#### Aim:
Return every record below exactly as written, but leave out the pictures.

Stored data

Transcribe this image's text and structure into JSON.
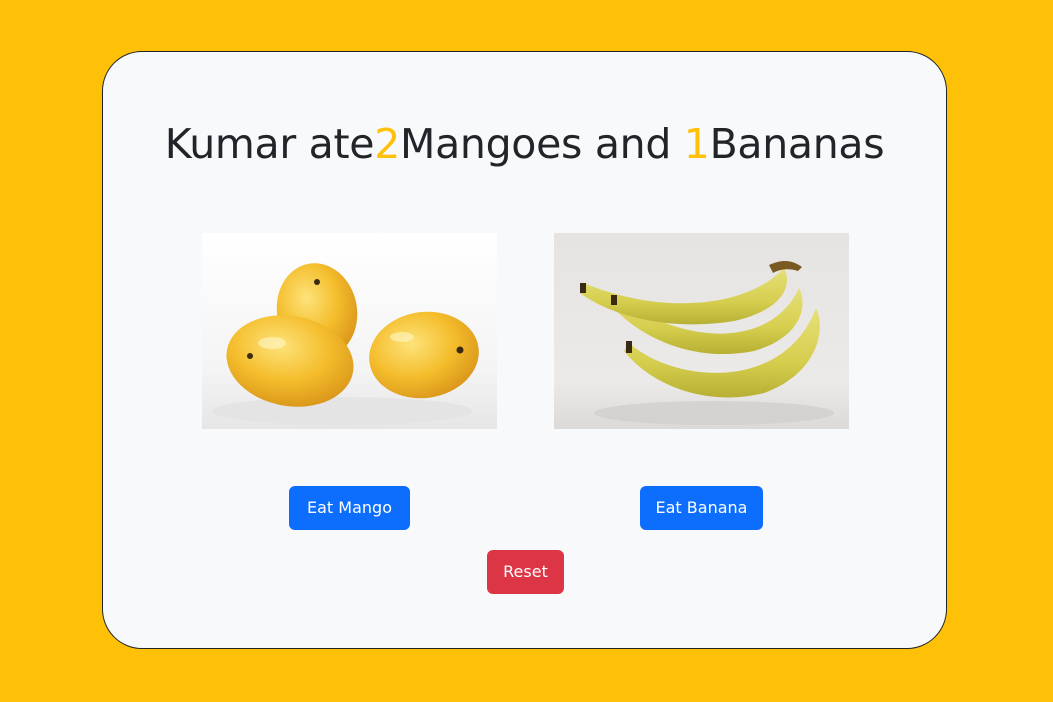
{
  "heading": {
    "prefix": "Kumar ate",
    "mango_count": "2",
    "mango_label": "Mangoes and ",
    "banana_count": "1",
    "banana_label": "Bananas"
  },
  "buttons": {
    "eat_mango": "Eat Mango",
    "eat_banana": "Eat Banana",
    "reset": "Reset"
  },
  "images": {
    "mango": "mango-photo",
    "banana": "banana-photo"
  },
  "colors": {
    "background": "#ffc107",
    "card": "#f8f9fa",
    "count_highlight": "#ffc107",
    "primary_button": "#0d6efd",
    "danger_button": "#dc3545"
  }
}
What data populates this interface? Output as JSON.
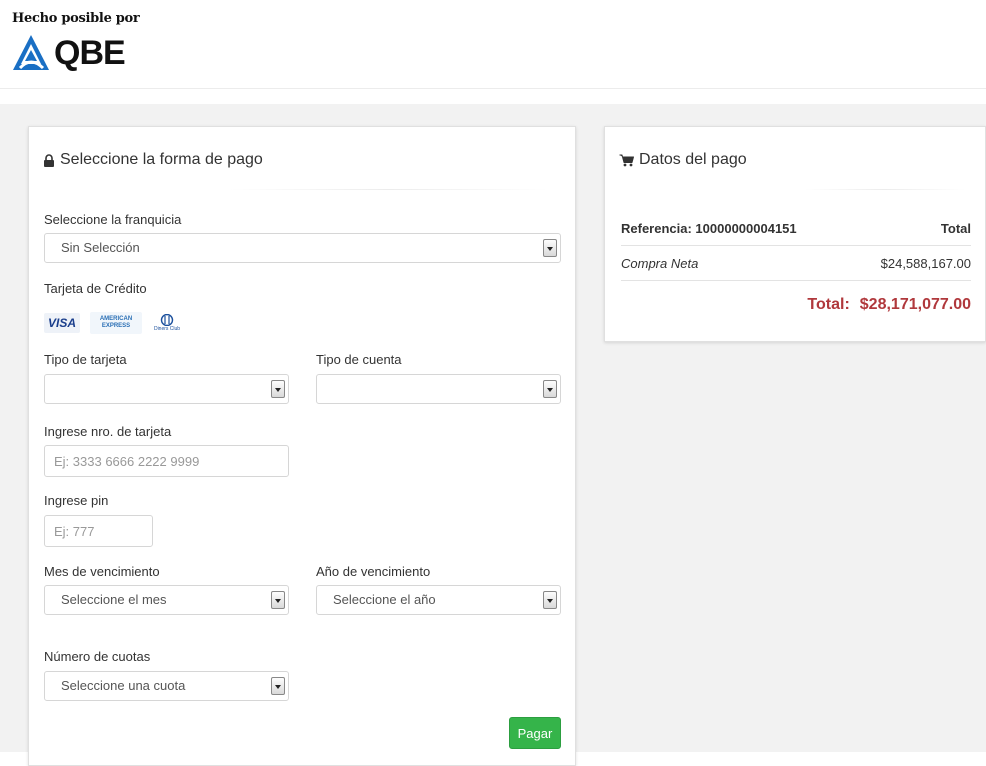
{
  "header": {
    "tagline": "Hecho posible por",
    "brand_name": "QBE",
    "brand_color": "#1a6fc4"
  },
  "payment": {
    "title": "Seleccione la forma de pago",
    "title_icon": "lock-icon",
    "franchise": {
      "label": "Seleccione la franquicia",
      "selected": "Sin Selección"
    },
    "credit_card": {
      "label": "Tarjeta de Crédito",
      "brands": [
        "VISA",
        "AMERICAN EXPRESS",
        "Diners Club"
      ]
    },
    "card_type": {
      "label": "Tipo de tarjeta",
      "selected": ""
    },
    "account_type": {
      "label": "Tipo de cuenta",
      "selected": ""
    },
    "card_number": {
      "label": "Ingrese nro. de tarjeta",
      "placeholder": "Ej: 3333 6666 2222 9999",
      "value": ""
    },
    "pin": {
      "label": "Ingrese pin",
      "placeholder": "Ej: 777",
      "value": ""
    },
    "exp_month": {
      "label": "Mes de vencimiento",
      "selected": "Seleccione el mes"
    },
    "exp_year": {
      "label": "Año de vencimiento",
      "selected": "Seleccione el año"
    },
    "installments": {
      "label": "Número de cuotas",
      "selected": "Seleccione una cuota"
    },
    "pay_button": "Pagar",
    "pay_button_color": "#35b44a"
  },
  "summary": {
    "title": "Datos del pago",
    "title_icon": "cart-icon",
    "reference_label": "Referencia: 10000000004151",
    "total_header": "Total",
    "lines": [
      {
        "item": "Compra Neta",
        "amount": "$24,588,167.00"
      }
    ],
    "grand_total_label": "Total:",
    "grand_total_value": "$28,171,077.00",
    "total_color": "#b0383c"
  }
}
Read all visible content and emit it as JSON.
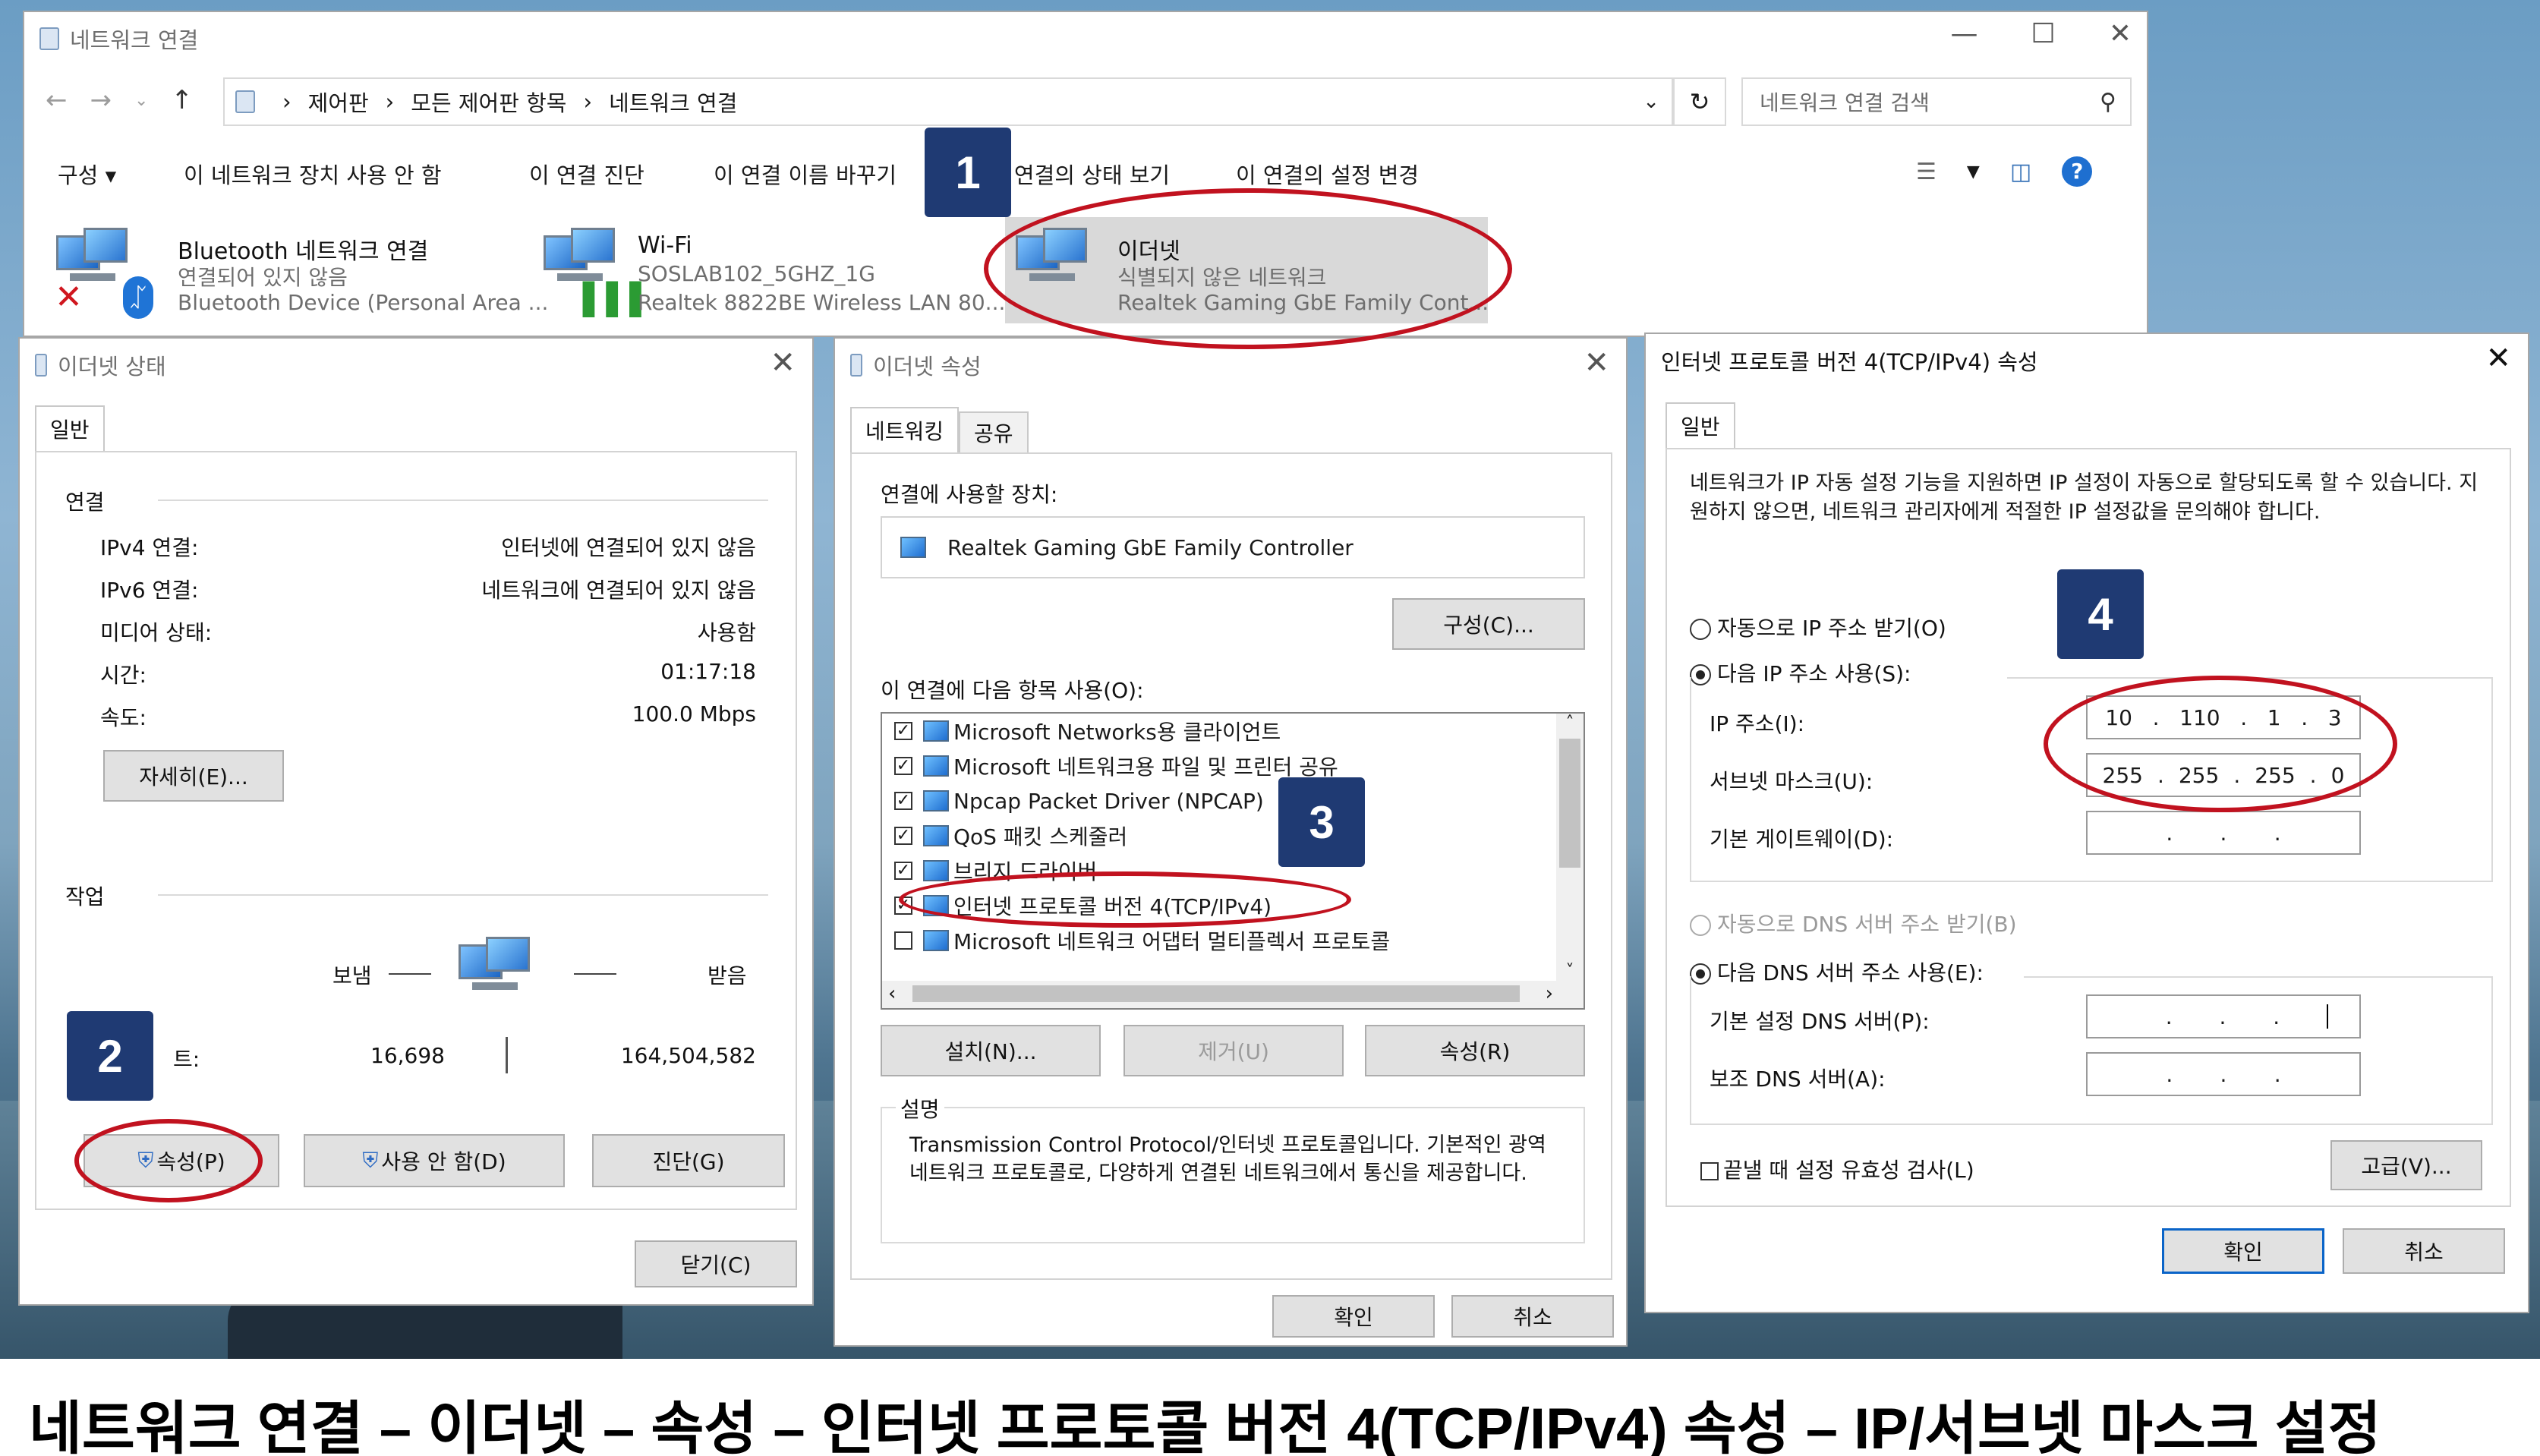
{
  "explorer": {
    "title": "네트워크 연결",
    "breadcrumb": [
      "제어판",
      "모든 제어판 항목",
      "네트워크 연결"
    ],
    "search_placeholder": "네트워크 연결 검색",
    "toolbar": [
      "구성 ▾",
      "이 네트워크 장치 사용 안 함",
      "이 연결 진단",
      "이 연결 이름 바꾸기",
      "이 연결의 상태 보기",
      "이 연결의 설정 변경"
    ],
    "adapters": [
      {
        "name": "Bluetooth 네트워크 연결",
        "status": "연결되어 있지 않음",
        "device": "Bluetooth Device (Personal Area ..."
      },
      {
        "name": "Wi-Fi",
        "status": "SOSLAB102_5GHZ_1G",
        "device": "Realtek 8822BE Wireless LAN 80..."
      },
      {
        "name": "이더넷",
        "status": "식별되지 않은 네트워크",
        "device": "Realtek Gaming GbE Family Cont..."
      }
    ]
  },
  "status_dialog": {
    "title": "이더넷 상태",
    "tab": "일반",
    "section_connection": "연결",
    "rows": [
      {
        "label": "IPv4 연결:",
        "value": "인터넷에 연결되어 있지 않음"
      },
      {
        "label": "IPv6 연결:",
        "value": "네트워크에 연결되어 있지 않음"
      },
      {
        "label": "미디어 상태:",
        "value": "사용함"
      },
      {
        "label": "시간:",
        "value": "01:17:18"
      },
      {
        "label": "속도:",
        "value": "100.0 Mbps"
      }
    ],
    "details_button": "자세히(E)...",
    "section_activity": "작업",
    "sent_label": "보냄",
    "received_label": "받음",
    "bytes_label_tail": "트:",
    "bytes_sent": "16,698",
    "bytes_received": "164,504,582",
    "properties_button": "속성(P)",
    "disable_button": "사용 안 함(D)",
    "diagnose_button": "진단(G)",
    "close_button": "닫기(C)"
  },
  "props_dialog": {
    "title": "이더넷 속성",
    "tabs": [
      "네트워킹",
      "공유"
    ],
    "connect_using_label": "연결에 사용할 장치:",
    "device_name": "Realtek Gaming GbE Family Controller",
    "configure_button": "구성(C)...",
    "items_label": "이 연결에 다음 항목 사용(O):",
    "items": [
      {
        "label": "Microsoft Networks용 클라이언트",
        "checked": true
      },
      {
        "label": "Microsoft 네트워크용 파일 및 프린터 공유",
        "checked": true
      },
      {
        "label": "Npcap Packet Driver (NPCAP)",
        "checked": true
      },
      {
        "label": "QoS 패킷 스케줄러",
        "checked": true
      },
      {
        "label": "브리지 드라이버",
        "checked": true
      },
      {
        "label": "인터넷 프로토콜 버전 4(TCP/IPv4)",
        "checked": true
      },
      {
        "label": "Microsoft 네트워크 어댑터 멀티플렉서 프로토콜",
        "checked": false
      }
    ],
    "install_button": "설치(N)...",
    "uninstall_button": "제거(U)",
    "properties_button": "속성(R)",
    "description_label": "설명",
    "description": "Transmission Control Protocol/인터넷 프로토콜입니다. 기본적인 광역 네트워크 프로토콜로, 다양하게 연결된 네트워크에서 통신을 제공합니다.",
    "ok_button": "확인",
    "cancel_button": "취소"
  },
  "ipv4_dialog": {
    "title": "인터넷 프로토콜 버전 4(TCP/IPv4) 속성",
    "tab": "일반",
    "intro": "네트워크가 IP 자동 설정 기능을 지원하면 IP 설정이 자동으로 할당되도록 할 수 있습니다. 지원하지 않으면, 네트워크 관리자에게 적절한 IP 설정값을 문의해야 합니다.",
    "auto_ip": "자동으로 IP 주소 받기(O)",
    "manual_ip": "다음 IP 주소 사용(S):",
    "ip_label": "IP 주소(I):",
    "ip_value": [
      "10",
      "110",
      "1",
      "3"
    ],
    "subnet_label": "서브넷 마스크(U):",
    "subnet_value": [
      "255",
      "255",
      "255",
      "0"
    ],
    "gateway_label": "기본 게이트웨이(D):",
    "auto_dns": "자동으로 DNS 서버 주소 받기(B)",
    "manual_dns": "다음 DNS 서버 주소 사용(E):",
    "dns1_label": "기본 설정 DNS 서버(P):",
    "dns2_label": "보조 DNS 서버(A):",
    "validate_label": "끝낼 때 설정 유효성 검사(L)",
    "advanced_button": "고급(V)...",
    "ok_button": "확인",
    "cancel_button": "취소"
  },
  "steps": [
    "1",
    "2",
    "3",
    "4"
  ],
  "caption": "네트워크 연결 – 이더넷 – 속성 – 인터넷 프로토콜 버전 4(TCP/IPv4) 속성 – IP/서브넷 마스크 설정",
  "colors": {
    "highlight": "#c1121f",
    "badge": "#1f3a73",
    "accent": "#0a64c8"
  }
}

#### Response to this exercise:
Transcribe this image's text and structure into JSON.
{
  "heading": {
    "prefix": "Kumar ate",
    "mango_count": "2",
    "mango_label": "Mangoes and ",
    "banana_count": "1",
    "banana_label": "Bananas"
  },
  "buttons": {
    "eat_mango": "Eat Mango",
    "eat_banana": "Eat Banana",
    "reset": "Reset"
  },
  "images": {
    "mango": "mango-photo",
    "banana": "banana-photo"
  },
  "colors": {
    "background": "#ffc107",
    "card": "#f8f9fa",
    "count_highlight": "#ffc107",
    "primary_button": "#0d6efd",
    "danger_button": "#dc3545"
  }
}
What data populates this interface? Output as JSON.
{
  "header": {
    "tagline": "Hecho posible por",
    "brand_name": "QBE",
    "brand_color": "#1a6fc4"
  },
  "payment": {
    "title": "Seleccione la forma de pago",
    "title_icon": "lock-icon",
    "franchise": {
      "label": "Seleccione la franquicia",
      "selected": "Sin Selección"
    },
    "credit_card": {
      "label": "Tarjeta de Crédito",
      "brands": [
        "VISA",
        "AMERICAN EXPRESS",
        "Diners Club"
      ]
    },
    "card_type": {
      "label": "Tipo de tarjeta",
      "selected": ""
    },
    "account_type": {
      "label": "Tipo de cuenta",
      "selected": ""
    },
    "card_number": {
      "label": "Ingrese nro. de tarjeta",
      "placeholder": "Ej: 3333 6666 2222 9999",
      "value": ""
    },
    "pin": {
      "label": "Ingrese pin",
      "placeholder": "Ej: 777",
      "value": ""
    },
    "exp_month": {
      "label": "Mes de vencimiento",
      "selected": "Seleccione el mes"
    },
    "exp_year": {
      "label": "Año de vencimiento",
      "selected": "Seleccione el año"
    },
    "installments": {
      "label": "Número de cuotas",
      "selected": "Seleccione una cuota"
    },
    "pay_button": "Pagar",
    "pay_button_color": "#35b44a"
  },
  "summary": {
    "title": "Datos del pago",
    "title_icon": "cart-icon",
    "reference_label": "Referencia: 10000000004151",
    "total_header": "Total",
    "lines": [
      {
        "item": "Compra Neta",
        "amount": "$24,588,167.00"
      }
    ],
    "grand_total_label": "Total:",
    "grand_total_value": "$28,171,077.00",
    "total_color": "#b0383c"
  }
}
Read all visible content and emit it as JSON.
{
  "explorer": {
    "title": "네트워크 연결",
    "breadcrumb": [
      "제어판",
      "모든 제어판 항목",
      "네트워크 연결"
    ],
    "search_placeholder": "네트워크 연결 검색",
    "toolbar": [
      "구성 ▾",
      "이 네트워크 장치 사용 안 함",
      "이 연결 진단",
      "이 연결 이름 바꾸기",
      "이 연결의 상태 보기",
      "이 연결의 설정 변경"
    ],
    "adapters": [
      {
        "name": "Bluetooth 네트워크 연결",
        "status": "연결되어 있지 않음",
        "device": "Bluetooth Device (Personal Area ..."
      },
      {
        "name": "Wi-Fi",
        "status": "SOSLAB102_5GHZ_1G",
        "device": "Realtek 8822BE Wireless LAN 80..."
      },
      {
        "name": "이더넷",
        "status": "식별되지 않은 네트워크",
        "device": "Realtek Gaming GbE Family Cont..."
      }
    ]
  },
  "status_dialog": {
    "title": "이더넷 상태",
    "tab": "일반",
    "section_connection": "연결",
    "rows": [
      {
        "label": "IPv4 연결:",
        "value": "인터넷에 연결되어 있지 않음"
      },
      {
        "label": "IPv6 연결:",
        "value": "네트워크에 연결되어 있지 않음"
      },
      {
        "label": "미디어 상태:",
        "value": "사용함"
      },
      {
        "label": "시간:",
        "value": "01:17:18"
      },
      {
        "label": "속도:",
        "value": "100.0 Mbps"
      }
    ],
    "details_button": "자세히(E)...",
    "section_activity": "작업",
    "sent_label": "보냄",
    "received_label": "받음",
    "bytes_label_tail": "트:",
    "bytes_sent": "16,698",
    "bytes_received": "164,504,582",
    "properties_button": "속성(P)",
    "disable_button": "사용 안 함(D)",
    "diagnose_button": "진단(G)",
    "close_button": "닫기(C)"
  },
  "props_dialog": {
    "title": "이더넷 속성",
    "tabs": [
      "네트워킹",
      "공유"
    ],
    "connect_using_label": "연결에 사용할 장치:",
    "device_name": "Realtek Gaming GbE Family Controller",
    "configure_button": "구성(C)...",
    "items_label": "이 연결에 다음 항목 사용(O):",
    "items": [
      {
        "label": "Microsoft Networks용 클라이언트",
        "checked": true
      },
      {
        "label": "Microsoft 네트워크용 파일 및 프린터 공유",
        "checked": true
      },
      {
        "label": "Npcap Packet Driver (NPCAP)",
        "checked": true
      },
      {
        "label": "QoS 패킷 스케줄러",
        "checked": true
      },
      {
        "label": "브리지 드라이버",
        "checked": true
      },
      {
        "label": "인터넷 프로토콜 버전 4(TCP/IPv4)",
        "checked": true
      },
      {
        "label": "Microsoft 네트워크 어댑터 멀티플렉서 프로토콜",
        "checked": false
      }
    ],
    "install_button": "설치(N)...",
    "uninstall_button": "제거(U)",
    "properties_button": "속성(R)",
    "description_label": "설명",
    "description": "Transmission Control Protocol/인터넷 프로토콜입니다. 기본적인 광역 네트워크 프로토콜로, 다양하게 연결된 네트워크에서 통신을 제공합니다.",
    "ok_button": "확인",
    "cancel_button": "취소"
  },
  "ipv4_dialog": {
    "title": "인터넷 프로토콜 버전 4(TCP/IPv4) 속성",
    "tab": "일반",
    "intro": "네트워크가 IP 자동 설정 기능을 지원하면 IP 설정이 자동으로 할당되도록 할 수 있습니다. 지원하지 않으면, 네트워크 관리자에게 적절한 IP 설정값을 문의해야 합니다.",
    "auto_ip": "자동으로 IP 주소 받기(O)",
    "manual_ip": "다음 IP 주소 사용(S):",
    "ip_label": "IP 주소(I):",
    "ip_value": [
      "10",
      "110",
      "1",
      "3"
    ],
    "subnet_label": "서브넷 마스크(U):",
    "subnet_value": [
      "255",
      "255",
      "255",
      "0"
    ],
    "gateway_label": "기본 게이트웨이(D):",
    "auto_dns": "자동으로 DNS 서버 주소 받기(B)",
    "manual_dns": "다음 DNS 서버 주소 사용(E):",
    "dns1_label": "기본 설정 DNS 서버(P):",
    "dns2_label": "보조 DNS 서버(A):",
    "validate_label": "끝낼 때 설정 유효성 검사(L)",
    "advanced_button": "고급(V)...",
    "ok_button": "확인",
    "cancel_button": "취소"
  },
  "steps": [
    "1",
    "2",
    "3",
    "4"
  ],
  "caption": "네트워크 연결 – 이더넷 – 속성 – 인터넷 프로토콜 버전 4(TCP/IPv4) 속성 – IP/서브넷 마스크 설정",
  "colors": {
    "highlight": "#c1121f",
    "badge": "#1f3a73",
    "accent": "#0a64c8"
  }
}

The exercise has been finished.